» **Provided entries**

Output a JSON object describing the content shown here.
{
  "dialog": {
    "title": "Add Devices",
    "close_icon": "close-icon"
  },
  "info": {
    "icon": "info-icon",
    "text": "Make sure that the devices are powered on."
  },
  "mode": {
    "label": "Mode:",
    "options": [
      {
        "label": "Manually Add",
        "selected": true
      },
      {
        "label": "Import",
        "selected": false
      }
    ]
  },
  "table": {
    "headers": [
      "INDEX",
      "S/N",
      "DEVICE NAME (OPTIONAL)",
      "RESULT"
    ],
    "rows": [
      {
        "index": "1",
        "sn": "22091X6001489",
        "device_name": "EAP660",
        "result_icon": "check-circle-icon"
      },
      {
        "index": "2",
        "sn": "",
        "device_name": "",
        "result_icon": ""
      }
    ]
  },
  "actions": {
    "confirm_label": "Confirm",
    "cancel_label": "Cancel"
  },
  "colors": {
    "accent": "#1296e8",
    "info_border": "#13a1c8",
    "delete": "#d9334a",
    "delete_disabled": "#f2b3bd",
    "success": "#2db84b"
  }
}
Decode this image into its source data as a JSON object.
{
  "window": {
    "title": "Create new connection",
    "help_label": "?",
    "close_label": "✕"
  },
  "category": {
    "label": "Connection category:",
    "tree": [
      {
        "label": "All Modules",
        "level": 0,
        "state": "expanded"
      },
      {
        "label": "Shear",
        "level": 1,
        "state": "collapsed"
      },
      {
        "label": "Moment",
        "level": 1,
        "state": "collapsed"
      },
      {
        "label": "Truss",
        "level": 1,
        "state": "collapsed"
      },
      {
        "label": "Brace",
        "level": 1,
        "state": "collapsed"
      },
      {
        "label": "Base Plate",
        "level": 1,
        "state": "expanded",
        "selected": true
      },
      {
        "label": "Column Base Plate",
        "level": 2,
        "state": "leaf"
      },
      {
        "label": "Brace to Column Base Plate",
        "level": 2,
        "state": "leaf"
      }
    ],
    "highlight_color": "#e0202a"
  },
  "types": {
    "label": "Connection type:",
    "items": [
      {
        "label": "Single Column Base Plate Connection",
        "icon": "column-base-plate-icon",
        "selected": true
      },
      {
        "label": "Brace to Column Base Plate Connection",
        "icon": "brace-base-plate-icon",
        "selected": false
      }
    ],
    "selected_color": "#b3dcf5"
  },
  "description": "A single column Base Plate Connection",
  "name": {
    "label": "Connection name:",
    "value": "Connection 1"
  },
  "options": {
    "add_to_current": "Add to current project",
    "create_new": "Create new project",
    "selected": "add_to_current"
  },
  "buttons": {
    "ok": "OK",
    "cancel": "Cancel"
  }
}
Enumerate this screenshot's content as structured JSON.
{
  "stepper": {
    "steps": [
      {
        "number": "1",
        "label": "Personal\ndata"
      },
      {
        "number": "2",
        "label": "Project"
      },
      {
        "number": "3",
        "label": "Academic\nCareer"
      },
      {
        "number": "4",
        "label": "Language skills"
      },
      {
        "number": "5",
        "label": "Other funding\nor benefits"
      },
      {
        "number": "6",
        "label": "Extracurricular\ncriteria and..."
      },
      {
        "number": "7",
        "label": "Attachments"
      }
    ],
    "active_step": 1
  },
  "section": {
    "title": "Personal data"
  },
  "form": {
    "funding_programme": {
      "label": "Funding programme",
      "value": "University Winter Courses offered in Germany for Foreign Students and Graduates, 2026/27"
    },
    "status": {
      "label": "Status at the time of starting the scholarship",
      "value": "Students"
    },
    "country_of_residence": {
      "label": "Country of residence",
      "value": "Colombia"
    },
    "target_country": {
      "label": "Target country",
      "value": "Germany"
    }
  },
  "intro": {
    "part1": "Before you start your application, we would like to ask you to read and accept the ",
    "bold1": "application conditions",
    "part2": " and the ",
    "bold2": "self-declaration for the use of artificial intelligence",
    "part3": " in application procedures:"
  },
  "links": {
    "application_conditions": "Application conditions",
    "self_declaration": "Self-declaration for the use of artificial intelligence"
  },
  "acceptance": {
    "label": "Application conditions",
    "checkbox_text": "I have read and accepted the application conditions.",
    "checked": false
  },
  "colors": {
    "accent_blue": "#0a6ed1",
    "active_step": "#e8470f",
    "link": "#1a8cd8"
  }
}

» **Directions for this task**
From the listing above, extract all records word for word.

» **Finished exercise**
Output a JSON object describing the content shown here.
{
  "dialog": {
    "title": "Add Devices",
    "close_icon": "close-icon"
  },
  "info": {
    "icon": "info-icon",
    "text": "Make sure that the devices are powered on."
  },
  "mode": {
    "label": "Mode:",
    "options": [
      {
        "label": "Manually Add",
        "selected": true
      },
      {
        "label": "Import",
        "selected": false
      }
    ]
  },
  "table": {
    "headers": [
      "INDEX",
      "S/N",
      "DEVICE NAME (OPTIONAL)",
      "RESULT"
    ],
    "rows": [
      {
        "index": "1",
        "sn": "22091X6001489",
        "device_name": "EAP660",
        "result_icon": "check-circle-icon"
      },
      {
        "index": "2",
        "sn": "",
        "device_name": "",
        "result_icon": ""
      }
    ]
  },
  "actions": {
    "confirm_label": "Confirm",
    "cancel_label": "Cancel"
  },
  "colors": {
    "accent": "#1296e8",
    "info_border": "#13a1c8",
    "delete": "#d9334a",
    "delete_disabled": "#f2b3bd",
    "success": "#2db84b"
  }
}
Decode this image into its source data as a JSON object.
{
  "window": {
    "title": "Create new connection",
    "help_label": "?",
    "close_label": "✕"
  },
  "category": {
    "label": "Connection category:",
    "tree": [
      {
        "label": "All Modules",
        "level": 0,
        "state": "expanded"
      },
      {
        "label": "Shear",
        "level": 1,
        "state": "collapsed"
      },
      {
        "label": "Moment",
        "level": 1,
        "state": "collapsed"
      },
      {
        "label": "Truss",
        "level": 1,
        "state": "collapsed"
      },
      {
        "label": "Brace",
        "level": 1,
        "state": "collapsed"
      },
      {
        "label": "Base Plate",
        "level": 1,
        "state": "expanded",
        "selected": true
      },
      {
        "label": "Column Base Plate",
        "level": 2,
        "state": "leaf"
      },
      {
        "label": "Brace to Column Base Plate",
        "level": 2,
        "state": "leaf"
      }
    ],
    "highlight_color": "#e0202a"
  },
  "types": {
    "label": "Connection type:",
    "items": [
      {
        "label": "Single Column Base Plate Connection",
        "icon": "column-base-plate-icon",
        "selected": true
      },
      {
        "label": "Brace to Column Base Plate Connection",
        "icon": "brace-base-plate-icon",
        "selected": false
      }
    ],
    "selected_color": "#b3dcf5"
  },
  "description": "A single column Base Plate Connection",
  "name": {
    "label": "Connection name:",
    "value": "Connection 1"
  },
  "options": {
    "add_to_current": "Add to current project",
    "create_new": "Create new project",
    "selected": "add_to_current"
  },
  "buttons": {
    "ok": "OK",
    "cancel": "Cancel"
  }
}
Enumerate this screenshot's content as structured JSON.
{
  "stepper": {
    "steps": [
      {
        "number": "1",
        "label": "Personal\ndata"
      },
      {
        "number": "2",
        "label": "Project"
      },
      {
        "number": "3",
        "label": "Academic\nCareer"
      },
      {
        "number": "4",
        "label": "Language skills"
      },
      {
        "number": "5",
        "label": "Other funding\nor benefits"
      },
      {
        "number": "6",
        "label": "Extracurricular\ncriteria and..."
      },
      {
        "number": "7",
        "label": "Attachments"
      }
    ],
    "active_step": 1
  },
  "section": {
    "title": "Personal data"
  },
  "form": {
    "funding_programme": {
      "label": "Funding programme",
      "value": "University Winter Courses offered in Germany for Foreign Students and Graduates, 2026/27"
    },
    "status": {
      "label": "Status at the time of starting the scholarship",
      "value": "Students"
    },
    "country_of_residence": {
      "label": "Country of residence",
      "value": "Colombia"
    },
    "target_country": {
      "label": "Target country",
      "value": "Germany"
    }
  },
  "intro": {
    "part1": "Before you start your application, we would like to ask you to read and accept the ",
    "bold1": "application conditions",
    "part2": " and the ",
    "bold2": "self-declaration for the use of artificial intelligence",
    "part3": " in application procedures:"
  },
  "links": {
    "application_conditions": "Application conditions",
    "self_declaration": "Self-declaration for the use of artificial intelligence"
  },
  "acceptance": {
    "label": "Application conditions",
    "checkbox_text": "I have read and accepted the application conditions.",
    "checked": false
  },
  "colors": {
    "accent_blue": "#0a6ed1",
    "active_step": "#e8470f",
    "link": "#1a8cd8"
  }
}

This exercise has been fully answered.